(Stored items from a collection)
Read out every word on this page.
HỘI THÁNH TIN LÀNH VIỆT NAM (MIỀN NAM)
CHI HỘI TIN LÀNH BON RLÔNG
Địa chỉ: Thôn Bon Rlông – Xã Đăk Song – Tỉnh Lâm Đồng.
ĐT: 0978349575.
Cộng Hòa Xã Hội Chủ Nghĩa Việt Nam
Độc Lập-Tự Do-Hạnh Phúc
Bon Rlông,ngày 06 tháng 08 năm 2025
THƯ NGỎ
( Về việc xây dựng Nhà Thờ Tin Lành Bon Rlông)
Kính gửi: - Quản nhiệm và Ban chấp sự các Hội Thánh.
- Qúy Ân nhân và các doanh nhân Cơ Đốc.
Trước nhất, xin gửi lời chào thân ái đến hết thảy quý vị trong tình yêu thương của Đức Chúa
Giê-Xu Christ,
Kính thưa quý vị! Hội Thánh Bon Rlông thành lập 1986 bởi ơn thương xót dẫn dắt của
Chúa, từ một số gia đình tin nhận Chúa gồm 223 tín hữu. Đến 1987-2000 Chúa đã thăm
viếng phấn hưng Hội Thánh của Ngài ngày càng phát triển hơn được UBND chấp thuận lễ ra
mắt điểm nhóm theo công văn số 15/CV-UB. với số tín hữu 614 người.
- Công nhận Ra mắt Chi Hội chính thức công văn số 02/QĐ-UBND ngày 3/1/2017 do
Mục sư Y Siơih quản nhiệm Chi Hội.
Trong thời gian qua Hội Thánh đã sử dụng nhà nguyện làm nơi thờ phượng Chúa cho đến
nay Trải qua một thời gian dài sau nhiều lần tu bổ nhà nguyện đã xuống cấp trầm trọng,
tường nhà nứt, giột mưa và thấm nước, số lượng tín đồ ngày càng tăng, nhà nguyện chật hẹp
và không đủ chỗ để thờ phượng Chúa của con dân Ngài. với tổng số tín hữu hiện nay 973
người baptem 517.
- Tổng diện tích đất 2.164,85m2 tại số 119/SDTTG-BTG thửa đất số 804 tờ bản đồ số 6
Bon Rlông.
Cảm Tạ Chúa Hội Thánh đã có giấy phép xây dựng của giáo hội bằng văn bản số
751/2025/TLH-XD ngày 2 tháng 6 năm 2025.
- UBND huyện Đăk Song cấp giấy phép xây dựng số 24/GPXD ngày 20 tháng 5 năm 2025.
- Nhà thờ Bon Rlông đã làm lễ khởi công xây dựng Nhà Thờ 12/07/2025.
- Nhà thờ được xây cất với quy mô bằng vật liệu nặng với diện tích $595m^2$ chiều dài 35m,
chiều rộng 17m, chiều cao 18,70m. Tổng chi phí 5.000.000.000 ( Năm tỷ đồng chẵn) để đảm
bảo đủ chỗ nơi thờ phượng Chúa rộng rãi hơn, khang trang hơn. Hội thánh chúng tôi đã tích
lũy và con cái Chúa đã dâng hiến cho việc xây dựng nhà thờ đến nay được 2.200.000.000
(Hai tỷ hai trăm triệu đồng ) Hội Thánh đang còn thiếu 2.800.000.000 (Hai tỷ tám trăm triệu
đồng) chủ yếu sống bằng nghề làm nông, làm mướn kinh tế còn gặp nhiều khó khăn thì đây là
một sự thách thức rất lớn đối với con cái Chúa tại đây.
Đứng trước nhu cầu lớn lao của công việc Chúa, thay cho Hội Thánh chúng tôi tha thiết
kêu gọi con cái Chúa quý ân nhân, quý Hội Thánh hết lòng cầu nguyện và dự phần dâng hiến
==
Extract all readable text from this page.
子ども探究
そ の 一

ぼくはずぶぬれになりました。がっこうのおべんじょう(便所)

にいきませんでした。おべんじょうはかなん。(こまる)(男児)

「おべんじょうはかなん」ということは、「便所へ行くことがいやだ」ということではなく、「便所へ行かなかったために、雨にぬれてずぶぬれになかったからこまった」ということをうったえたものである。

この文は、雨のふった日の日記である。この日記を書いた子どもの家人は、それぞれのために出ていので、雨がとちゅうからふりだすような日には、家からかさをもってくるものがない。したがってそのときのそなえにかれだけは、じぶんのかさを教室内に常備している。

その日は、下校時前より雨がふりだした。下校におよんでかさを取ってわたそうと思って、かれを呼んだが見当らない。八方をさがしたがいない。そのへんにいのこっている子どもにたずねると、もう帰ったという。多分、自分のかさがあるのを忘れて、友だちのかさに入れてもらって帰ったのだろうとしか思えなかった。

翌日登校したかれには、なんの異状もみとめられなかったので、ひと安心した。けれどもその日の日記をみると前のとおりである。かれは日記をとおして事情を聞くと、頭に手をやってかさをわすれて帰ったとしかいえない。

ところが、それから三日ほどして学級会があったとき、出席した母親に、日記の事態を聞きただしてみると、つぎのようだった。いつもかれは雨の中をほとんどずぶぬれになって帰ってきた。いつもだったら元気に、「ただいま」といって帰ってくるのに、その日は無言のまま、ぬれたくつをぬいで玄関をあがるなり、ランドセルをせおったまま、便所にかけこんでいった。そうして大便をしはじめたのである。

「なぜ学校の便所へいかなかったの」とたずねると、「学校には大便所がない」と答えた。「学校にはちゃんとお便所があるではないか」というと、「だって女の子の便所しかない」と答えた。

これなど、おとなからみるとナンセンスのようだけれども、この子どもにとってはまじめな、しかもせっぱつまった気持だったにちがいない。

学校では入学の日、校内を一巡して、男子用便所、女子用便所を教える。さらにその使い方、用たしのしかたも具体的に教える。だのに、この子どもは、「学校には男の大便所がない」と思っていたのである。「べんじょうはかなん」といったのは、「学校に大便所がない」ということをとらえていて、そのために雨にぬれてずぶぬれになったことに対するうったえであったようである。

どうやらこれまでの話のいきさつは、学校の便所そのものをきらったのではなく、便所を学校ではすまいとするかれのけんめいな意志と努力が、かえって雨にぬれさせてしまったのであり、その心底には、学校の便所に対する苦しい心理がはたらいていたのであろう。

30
---
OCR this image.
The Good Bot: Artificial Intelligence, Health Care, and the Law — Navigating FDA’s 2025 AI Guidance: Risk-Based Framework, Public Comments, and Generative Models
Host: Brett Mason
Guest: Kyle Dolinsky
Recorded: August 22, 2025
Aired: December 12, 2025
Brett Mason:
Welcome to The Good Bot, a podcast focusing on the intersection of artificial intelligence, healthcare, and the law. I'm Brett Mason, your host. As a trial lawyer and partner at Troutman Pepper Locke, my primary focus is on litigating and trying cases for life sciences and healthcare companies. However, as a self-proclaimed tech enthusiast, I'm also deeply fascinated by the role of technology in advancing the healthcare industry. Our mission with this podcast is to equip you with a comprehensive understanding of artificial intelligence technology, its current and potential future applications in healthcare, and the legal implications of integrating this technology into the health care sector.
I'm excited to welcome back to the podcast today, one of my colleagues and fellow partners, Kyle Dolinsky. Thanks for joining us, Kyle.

[WRITTEN EXERCISE] Find "chúng". Copy every line it occurs in.

[FINISHED EXERCISE]
bảo đủ chỗ nơi thờ phượng Chúa rộng rãi hơn, khang trang hơn. Hội thánh chúng tôi đã tích
Đứng trước nhu cầu lớn lao của công việc Chúa, thay cho Hội Thánh chúng tôi tha thiết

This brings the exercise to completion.